WHAT YOU HAVE TO DO: Scan the records below. List lines holding "structured".

* START AVAILABLE RECORDS *

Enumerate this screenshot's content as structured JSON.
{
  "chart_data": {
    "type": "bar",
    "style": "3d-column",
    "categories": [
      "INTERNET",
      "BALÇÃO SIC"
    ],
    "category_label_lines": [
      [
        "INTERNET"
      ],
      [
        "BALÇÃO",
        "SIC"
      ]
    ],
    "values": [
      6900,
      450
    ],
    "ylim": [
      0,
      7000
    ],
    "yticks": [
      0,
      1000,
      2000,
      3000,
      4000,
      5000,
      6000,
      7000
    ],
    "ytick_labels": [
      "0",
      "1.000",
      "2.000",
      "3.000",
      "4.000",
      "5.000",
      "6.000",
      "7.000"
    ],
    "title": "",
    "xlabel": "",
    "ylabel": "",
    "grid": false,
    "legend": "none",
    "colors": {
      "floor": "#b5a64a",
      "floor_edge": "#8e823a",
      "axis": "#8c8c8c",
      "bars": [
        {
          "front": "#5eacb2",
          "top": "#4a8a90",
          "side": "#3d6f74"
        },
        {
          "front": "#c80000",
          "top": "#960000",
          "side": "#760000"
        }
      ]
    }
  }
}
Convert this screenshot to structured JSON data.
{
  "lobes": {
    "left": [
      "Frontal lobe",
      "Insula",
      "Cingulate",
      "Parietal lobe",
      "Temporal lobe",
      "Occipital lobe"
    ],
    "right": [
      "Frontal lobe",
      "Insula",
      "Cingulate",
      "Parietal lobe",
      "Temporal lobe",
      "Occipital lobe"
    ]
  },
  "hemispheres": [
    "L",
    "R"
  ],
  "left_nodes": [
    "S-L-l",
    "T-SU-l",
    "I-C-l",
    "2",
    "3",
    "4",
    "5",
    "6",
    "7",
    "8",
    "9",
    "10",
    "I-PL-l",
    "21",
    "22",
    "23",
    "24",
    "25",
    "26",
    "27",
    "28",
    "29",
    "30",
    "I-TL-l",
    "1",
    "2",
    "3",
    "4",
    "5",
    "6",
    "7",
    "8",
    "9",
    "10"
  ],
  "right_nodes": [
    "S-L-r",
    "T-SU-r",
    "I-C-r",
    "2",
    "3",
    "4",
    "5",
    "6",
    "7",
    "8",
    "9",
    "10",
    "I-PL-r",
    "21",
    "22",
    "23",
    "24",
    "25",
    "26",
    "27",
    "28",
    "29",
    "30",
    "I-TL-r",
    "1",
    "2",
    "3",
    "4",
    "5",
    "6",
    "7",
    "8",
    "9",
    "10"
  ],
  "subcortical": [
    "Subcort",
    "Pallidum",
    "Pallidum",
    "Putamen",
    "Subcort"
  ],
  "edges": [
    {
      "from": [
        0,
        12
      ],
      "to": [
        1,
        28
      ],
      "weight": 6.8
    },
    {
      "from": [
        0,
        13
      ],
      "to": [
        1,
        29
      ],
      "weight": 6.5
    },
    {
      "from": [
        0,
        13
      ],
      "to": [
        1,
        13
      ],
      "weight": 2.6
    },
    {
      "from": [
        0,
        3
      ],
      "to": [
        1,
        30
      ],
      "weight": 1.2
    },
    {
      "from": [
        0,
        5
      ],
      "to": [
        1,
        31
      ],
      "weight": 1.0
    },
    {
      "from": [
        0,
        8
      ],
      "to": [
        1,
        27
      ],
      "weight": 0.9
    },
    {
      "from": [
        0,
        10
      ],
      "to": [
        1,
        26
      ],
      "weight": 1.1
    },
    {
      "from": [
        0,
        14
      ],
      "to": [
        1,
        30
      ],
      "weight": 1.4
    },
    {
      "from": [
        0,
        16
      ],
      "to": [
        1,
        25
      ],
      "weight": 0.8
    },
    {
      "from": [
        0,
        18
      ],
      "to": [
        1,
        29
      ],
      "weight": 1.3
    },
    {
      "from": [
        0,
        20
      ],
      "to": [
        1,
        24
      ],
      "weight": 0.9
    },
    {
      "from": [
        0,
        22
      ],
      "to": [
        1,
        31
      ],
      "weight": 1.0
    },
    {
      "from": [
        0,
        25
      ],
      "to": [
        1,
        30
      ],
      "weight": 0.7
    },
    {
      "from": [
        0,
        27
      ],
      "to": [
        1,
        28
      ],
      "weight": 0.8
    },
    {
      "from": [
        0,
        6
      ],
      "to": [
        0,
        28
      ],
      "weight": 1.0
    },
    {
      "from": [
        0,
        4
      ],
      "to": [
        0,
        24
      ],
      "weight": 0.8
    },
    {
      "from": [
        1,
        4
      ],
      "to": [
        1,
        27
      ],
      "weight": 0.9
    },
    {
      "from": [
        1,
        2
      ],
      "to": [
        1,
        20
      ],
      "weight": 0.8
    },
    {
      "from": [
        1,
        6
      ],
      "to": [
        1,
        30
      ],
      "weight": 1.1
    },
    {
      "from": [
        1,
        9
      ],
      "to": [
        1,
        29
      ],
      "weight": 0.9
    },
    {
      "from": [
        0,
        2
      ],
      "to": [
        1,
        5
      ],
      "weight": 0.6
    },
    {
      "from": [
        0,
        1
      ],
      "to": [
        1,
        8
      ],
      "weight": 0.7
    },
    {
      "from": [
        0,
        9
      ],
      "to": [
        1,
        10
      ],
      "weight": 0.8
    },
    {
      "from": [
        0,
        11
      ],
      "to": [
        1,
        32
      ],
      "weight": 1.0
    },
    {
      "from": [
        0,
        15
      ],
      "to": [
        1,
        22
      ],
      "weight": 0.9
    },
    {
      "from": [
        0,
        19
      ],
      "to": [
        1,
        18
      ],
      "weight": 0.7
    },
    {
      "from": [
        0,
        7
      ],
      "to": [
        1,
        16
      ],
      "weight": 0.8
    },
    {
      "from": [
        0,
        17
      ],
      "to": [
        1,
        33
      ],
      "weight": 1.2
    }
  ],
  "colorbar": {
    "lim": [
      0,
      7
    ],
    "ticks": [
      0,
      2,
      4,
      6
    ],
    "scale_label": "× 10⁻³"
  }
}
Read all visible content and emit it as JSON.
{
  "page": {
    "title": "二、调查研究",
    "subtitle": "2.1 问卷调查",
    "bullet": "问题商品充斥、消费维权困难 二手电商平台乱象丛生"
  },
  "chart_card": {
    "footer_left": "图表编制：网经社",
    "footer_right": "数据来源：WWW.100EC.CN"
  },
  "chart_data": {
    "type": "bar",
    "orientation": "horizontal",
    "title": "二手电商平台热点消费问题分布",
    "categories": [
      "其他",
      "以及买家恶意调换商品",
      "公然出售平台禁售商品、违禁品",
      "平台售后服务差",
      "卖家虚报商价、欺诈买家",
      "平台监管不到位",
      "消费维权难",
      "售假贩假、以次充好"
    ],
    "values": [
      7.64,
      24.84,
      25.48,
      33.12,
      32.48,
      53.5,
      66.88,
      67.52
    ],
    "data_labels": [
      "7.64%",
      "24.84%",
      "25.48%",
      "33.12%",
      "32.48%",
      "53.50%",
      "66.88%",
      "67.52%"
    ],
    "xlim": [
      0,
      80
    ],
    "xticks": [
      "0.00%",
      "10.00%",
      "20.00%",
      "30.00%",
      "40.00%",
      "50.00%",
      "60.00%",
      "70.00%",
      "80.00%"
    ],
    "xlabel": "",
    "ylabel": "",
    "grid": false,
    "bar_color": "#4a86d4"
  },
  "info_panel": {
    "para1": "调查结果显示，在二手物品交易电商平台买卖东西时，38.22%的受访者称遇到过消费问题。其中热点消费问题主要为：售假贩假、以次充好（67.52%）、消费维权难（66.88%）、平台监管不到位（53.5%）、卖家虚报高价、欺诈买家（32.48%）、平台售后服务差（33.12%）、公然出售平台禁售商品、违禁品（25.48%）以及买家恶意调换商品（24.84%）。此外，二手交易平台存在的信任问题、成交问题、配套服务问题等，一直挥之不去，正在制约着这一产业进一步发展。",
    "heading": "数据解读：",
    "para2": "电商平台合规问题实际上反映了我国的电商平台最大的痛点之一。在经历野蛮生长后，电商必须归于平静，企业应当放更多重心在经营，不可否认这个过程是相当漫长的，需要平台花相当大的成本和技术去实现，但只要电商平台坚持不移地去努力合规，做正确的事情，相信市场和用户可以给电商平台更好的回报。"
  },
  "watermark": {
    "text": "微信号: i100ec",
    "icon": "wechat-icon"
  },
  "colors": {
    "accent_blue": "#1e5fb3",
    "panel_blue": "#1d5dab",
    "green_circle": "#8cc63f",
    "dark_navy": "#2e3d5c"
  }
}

* END AVAILABLE RECORDS *

TASK SOLUTION:
Enumerate this screenshot's content as structured JSON.
Convert this screenshot to structured JSON data.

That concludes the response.